- Records to use -
-- start --

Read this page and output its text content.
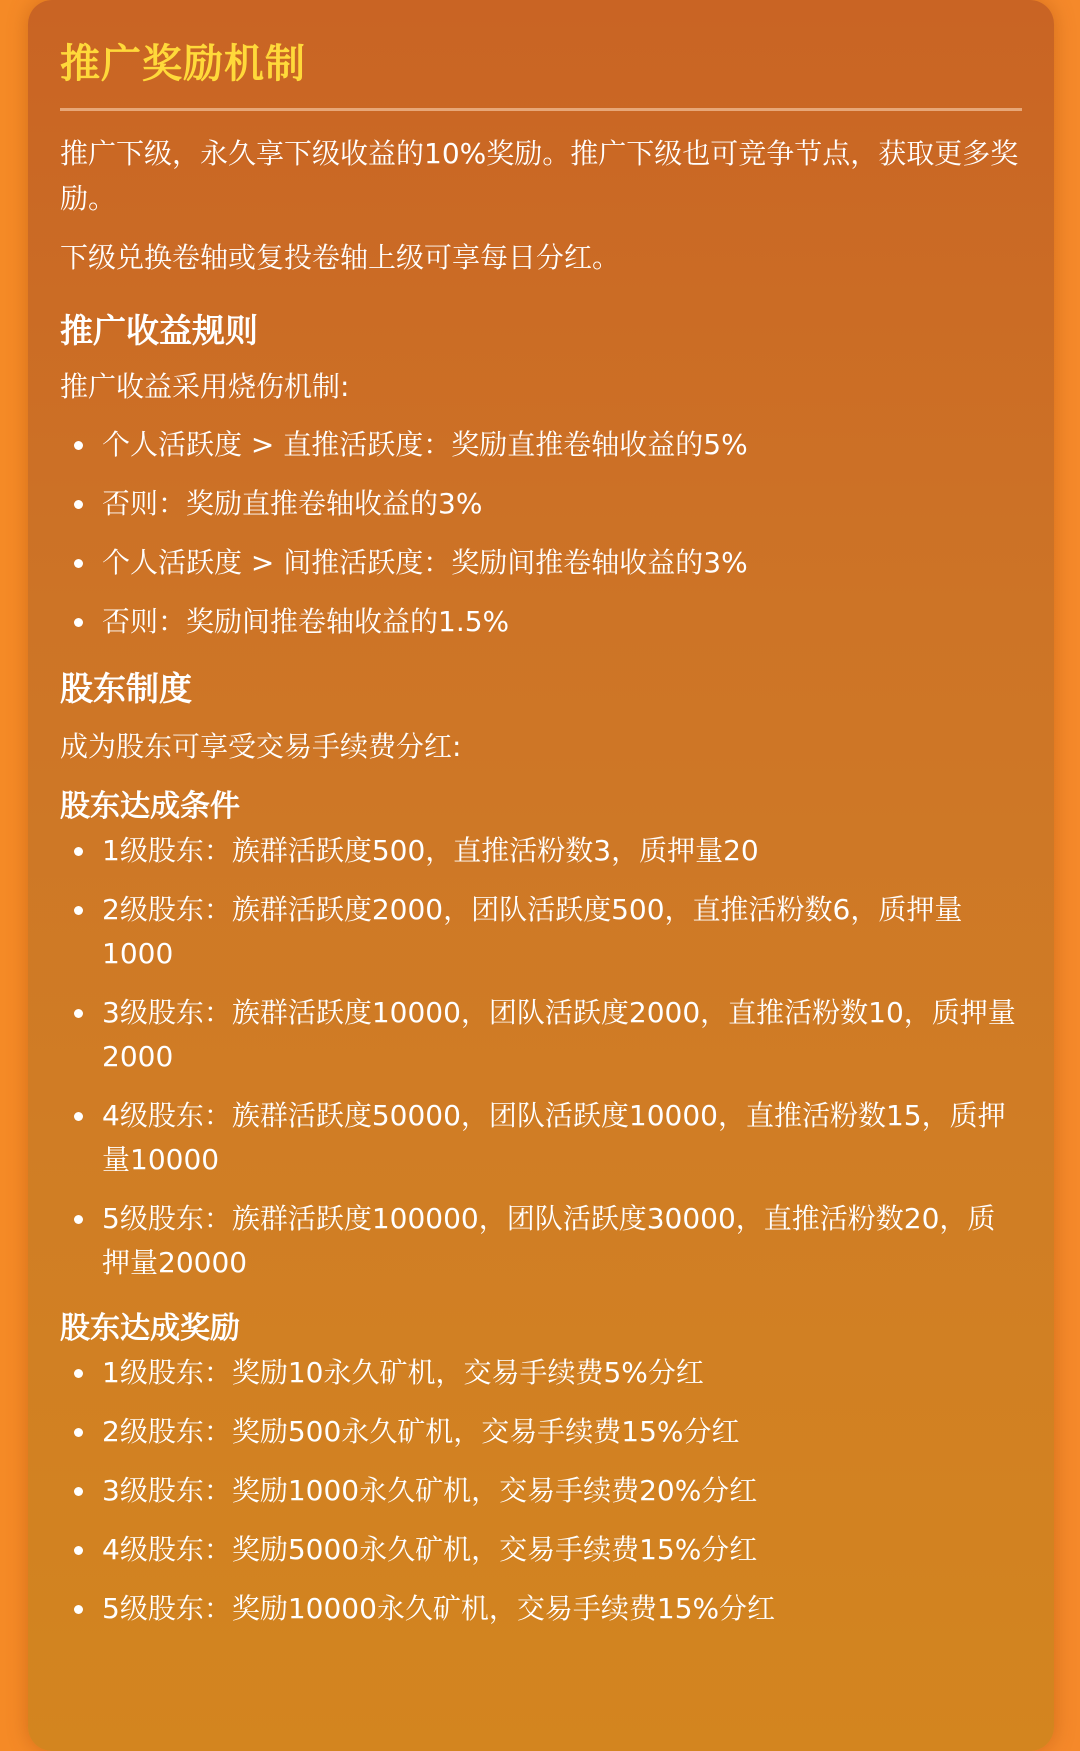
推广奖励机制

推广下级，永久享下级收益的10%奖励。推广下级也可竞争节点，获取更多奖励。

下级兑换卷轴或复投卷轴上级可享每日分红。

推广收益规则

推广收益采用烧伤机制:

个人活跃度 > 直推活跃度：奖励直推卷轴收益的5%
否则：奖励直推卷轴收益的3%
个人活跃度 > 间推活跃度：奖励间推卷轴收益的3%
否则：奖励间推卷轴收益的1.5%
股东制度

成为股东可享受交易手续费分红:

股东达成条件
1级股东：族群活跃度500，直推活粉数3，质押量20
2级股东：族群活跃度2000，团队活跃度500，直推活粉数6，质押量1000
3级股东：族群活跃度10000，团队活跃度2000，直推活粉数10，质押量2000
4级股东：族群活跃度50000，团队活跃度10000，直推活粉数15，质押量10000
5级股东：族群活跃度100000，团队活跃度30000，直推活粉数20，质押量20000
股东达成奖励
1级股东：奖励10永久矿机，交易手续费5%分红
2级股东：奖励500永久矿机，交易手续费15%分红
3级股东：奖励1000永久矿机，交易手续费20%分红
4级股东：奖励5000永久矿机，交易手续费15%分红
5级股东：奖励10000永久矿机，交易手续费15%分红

-- end --
-- start --

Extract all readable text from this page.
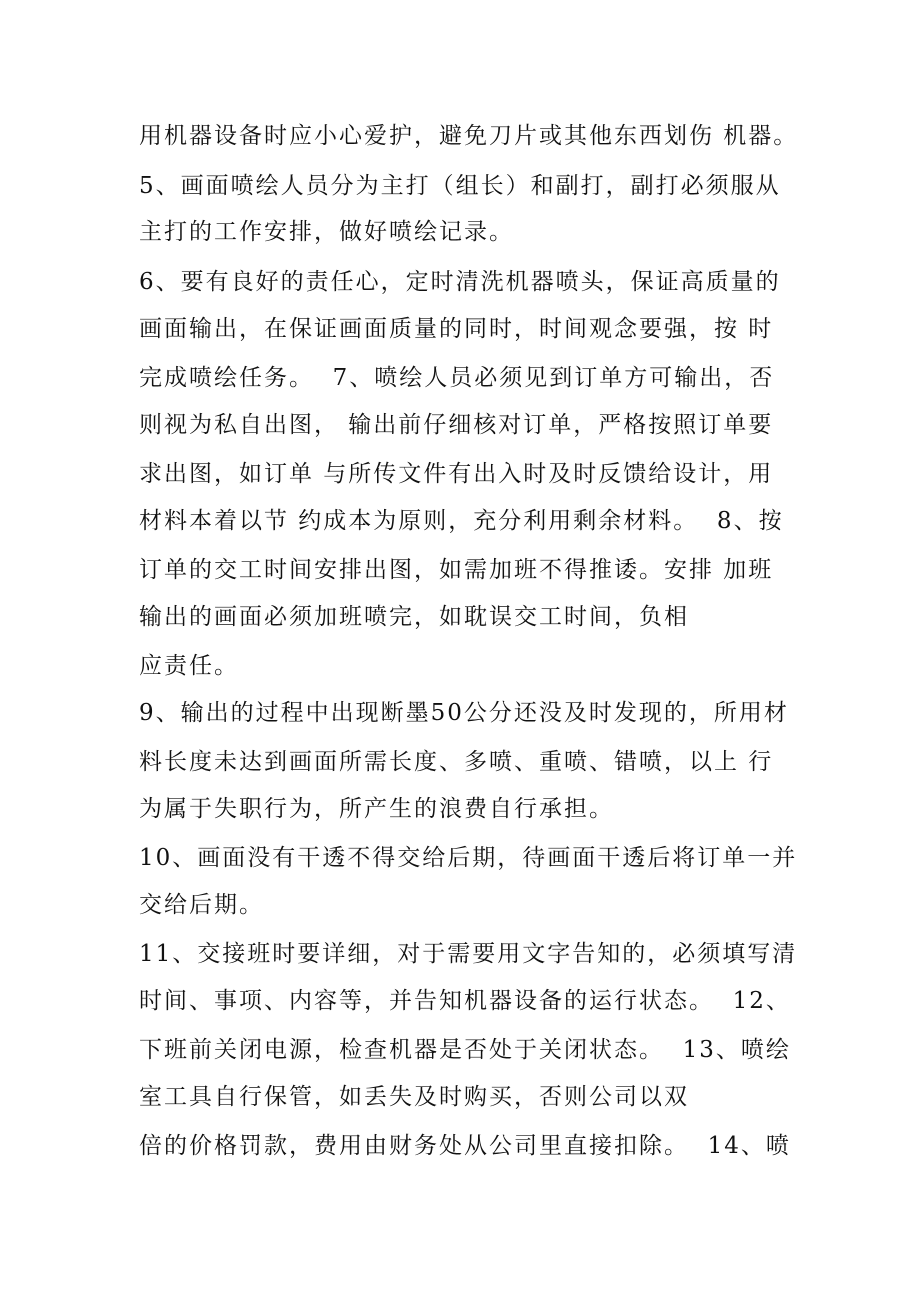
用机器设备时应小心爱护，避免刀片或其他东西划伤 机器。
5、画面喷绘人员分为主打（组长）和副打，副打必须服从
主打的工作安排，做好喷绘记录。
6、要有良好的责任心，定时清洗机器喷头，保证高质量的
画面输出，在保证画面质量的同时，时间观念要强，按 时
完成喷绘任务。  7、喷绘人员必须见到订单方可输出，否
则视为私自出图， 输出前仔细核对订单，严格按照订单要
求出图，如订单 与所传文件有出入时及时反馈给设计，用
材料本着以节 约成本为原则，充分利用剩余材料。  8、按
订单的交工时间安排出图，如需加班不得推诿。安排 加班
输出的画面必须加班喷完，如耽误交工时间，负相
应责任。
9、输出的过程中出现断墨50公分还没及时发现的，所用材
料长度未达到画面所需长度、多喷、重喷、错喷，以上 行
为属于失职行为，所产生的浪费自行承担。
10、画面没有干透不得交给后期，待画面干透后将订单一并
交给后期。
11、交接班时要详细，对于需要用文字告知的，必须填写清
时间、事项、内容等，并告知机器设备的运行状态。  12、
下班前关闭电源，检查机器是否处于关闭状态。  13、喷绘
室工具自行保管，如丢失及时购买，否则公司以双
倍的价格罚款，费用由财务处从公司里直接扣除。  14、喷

-- end --

- The problem -
Using the records above, copy every line that has the word "个人活跃度" in it.

- Task response -
个人活跃度 > 直推活跃度：奖励直推卷轴收益的5%
个人活跃度 > 间推活跃度：奖励间推卷轴收益的3%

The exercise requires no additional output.